__Prompt__.
From the records below, copy out each line that has the word "start".

━━━━━ Material shown ━━━━━

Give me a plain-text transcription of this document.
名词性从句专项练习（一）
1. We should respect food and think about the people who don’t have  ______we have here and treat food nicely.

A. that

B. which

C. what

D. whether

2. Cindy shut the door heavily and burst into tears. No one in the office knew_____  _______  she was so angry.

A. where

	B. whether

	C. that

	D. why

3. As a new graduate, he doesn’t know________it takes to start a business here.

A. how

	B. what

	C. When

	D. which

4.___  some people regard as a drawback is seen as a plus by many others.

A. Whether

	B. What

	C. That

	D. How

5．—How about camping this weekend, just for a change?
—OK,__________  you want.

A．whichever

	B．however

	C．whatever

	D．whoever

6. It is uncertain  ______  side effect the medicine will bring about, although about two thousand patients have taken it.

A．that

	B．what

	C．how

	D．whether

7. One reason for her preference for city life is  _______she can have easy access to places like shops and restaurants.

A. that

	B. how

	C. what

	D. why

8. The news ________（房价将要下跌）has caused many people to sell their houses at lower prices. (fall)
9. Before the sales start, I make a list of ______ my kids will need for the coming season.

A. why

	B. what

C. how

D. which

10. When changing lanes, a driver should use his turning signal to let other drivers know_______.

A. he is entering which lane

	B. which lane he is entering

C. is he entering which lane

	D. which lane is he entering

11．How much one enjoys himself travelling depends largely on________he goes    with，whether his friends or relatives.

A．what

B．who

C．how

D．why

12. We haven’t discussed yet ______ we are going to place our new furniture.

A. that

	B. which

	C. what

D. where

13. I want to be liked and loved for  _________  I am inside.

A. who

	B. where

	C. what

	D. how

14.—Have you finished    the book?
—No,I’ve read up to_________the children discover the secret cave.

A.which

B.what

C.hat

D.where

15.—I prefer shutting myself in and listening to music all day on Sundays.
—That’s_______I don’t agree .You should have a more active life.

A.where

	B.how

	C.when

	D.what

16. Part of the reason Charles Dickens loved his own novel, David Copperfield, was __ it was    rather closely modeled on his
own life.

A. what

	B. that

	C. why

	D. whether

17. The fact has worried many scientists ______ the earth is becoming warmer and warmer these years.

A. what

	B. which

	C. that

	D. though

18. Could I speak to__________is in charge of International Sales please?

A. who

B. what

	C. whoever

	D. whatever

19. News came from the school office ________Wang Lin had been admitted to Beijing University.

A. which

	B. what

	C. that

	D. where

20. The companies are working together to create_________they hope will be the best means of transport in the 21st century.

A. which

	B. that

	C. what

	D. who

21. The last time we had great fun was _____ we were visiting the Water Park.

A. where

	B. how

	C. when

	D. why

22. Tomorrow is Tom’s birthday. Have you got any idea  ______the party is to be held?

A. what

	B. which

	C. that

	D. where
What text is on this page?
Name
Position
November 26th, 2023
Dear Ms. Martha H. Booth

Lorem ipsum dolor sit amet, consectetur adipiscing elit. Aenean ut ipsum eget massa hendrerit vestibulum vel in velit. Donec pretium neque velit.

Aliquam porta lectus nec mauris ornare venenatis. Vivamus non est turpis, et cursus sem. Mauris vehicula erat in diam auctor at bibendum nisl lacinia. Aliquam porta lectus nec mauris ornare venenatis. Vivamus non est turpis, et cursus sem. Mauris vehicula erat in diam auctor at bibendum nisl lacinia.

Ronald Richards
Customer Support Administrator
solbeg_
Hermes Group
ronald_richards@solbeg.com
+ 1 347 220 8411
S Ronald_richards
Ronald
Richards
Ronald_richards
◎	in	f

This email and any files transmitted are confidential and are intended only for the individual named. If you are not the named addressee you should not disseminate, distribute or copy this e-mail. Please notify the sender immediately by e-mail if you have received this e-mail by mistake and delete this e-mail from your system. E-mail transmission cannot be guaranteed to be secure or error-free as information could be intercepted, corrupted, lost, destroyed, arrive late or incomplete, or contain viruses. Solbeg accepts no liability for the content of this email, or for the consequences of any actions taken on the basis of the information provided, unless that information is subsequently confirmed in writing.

━━━━━

__Answer for the task__.
3. As a new graduate, he doesn’t know________it takes to start a business here.
9. Before the sales start, I make a list of ______ my kids will need for the coming season.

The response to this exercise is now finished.